— BEGIN —

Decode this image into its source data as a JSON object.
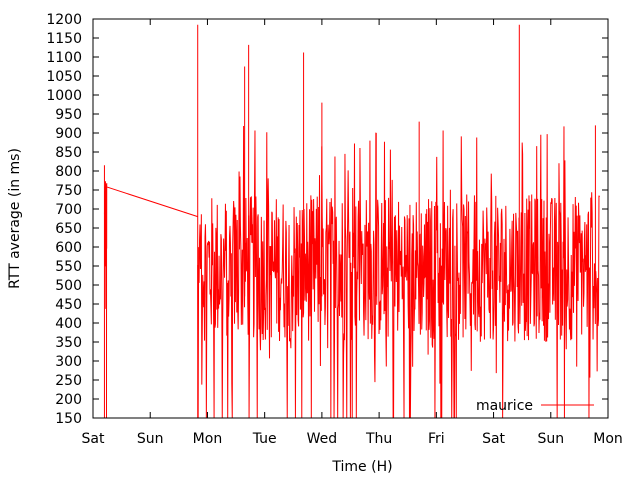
{
  "chart_data": {
    "type": "line",
    "xlabel": "Time (H)",
    "ylabel": "RTT average (in ms)",
    "ylim": [
      150,
      1200
    ],
    "yticks": [
      150,
      200,
      250,
      300,
      350,
      400,
      450,
      500,
      550,
      600,
      650,
      700,
      750,
      800,
      850,
      900,
      950,
      1000,
      1050,
      1100,
      1150,
      1200
    ],
    "xticks": [
      "Sat",
      "Sun",
      "Mon",
      "Tue",
      "Wed",
      "Thu",
      "Fri",
      "Sat",
      "Sun",
      "Mon"
    ],
    "xlim_days": [
      0,
      9
    ],
    "legend": {
      "position": "bottom-right"
    },
    "series": [
      {
        "name": "maurice",
        "color": "#ff0000",
        "segments": [
          {
            "x_range_days": [
              0.2,
              0.24
            ],
            "y_min": 150,
            "y_max": 815,
            "typical": [
              520,
              780
            ]
          },
          {
            "connector": true,
            "points": [
              [
                0.24,
                758
              ],
              [
                1.83,
                680
              ]
            ]
          },
          {
            "x_range_days": [
              1.83,
              8.85
            ],
            "y_min": 150,
            "y_max": 1185,
            "typical": [
              350,
              740
            ],
            "notable_peaks": [
              {
                "day": 2.65,
                "value": 1075
              },
              {
                "day": 2.72,
                "value": 1132
              },
              {
                "day": 3.68,
                "value": 1112
              },
              {
                "day": 4.0,
                "value": 980
              },
              {
                "day": 4.95,
                "value": 900
              },
              {
                "day": 5.7,
                "value": 930
              },
              {
                "day": 7.45,
                "value": 1185
              },
              {
                "day": 8.78,
                "value": 920
              }
            ]
          }
        ]
      }
    ]
  }
}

— END —

## [Instruction]
Print the entries above exactly, taking out only the pictures.

## [Exercise solution]
Decode this image into its source data as a JSON object.
{
  "chart_data": {
    "type": "line",
    "xlabel": "Time (H)",
    "ylabel": "RTT average (in ms)",
    "ylim": [
      150,
      1200
    ],
    "yticks": [
      150,
      200,
      250,
      300,
      350,
      400,
      450,
      500,
      550,
      600,
      650,
      700,
      750,
      800,
      850,
      900,
      950,
      1000,
      1050,
      1100,
      1150,
      1200
    ],
    "xticks": [
      "Sat",
      "Sun",
      "Mon",
      "Tue",
      "Wed",
      "Thu",
      "Fri",
      "Sat",
      "Sun",
      "Mon"
    ],
    "xlim_days": [
      0,
      9
    ],
    "legend": {
      "position": "bottom-right"
    },
    "series": [
      {
        "name": "maurice",
        "color": "#ff0000",
        "segments": [
          {
            "x_range_days": [
              0.2,
              0.24
            ],
            "y_min": 150,
            "y_max": 815,
            "typical": [
              520,
              780
            ]
          },
          {
            "connector": true,
            "points": [
              [
                0.24,
                758
              ],
              [
                1.83,
                680
              ]
            ]
          },
          {
            "x_range_days": [
              1.83,
              8.85
            ],
            "y_min": 150,
            "y_max": 1185,
            "typical": [
              350,
              740
            ],
            "notable_peaks": [
              {
                "day": 2.65,
                "value": 1075
              },
              {
                "day": 2.72,
                "value": 1132
              },
              {
                "day": 3.68,
                "value": 1112
              },
              {
                "day": 4.0,
                "value": 980
              },
              {
                "day": 4.95,
                "value": 900
              },
              {
                "day": 5.7,
                "value": 930
              },
              {
                "day": 7.45,
                "value": 1185
              },
              {
                "day": 8.78,
                "value": 920
              }
            ]
          }
        ]
      }
    ]
  }
}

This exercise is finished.